* **TASK GOAL**
Copy each line of the data below exactly, leaving out pictures.
── SUPPLIED DATA
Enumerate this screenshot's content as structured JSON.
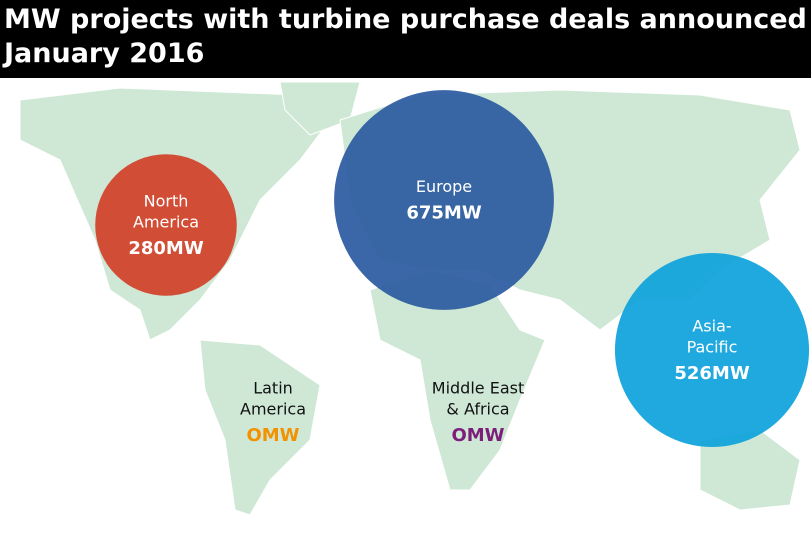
{
  "map_data": {
    "title_lines": [
      "MW projects with turbine purchase deals announced",
      "January 2016"
    ],
    "regions": [
      {
        "name_lines": [
          "North",
          "America"
        ],
        "value": 280,
        "value_label": "280MW",
        "color": "#d2412a"
      },
      {
        "name_lines": [
          "Europe"
        ],
        "value": 675,
        "value_label": "675MW",
        "color": "#2c5aa0"
      },
      {
        "name_lines": [
          "Asia-",
          "Pacific"
        ],
        "value": 526,
        "value_label": "526MW",
        "color": "#0fa3dc"
      },
      {
        "name_lines": [
          "Latin",
          "America"
        ],
        "value": 0,
        "value_label": "OMW",
        "color": "#f39200"
      },
      {
        "name_lines": [
          "Middle East",
          "& Africa"
        ],
        "value": 0,
        "value_label": "OMW",
        "color": "#7b1f7a"
      }
    ]
  }
}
────
* **RESULT FOR THIS TASK**
Enumerate this screenshot's content as structured JSON.
{
  "map_data": {
    "title_lines": [
      "MW projects with turbine purchase deals announced",
      "January 2016"
    ],
    "regions": [
      {
        "name_lines": [
          "North",
          "America"
        ],
        "value": 280,
        "value_label": "280MW",
        "color": "#d2412a"
      },
      {
        "name_lines": [
          "Europe"
        ],
        "value": 675,
        "value_label": "675MW",
        "color": "#2c5aa0"
      },
      {
        "name_lines": [
          "Asia-",
          "Pacific"
        ],
        "value": 526,
        "value_label": "526MW",
        "color": "#0fa3dc"
      },
      {
        "name_lines": [
          "Latin",
          "America"
        ],
        "value": 0,
        "value_label": "OMW",
        "color": "#f39200"
      },
      {
        "name_lines": [
          "Middle East",
          "& Africa"
        ],
        "value": 0,
        "value_label": "OMW",
        "color": "#7b1f7a"
      }
    ]
  }
}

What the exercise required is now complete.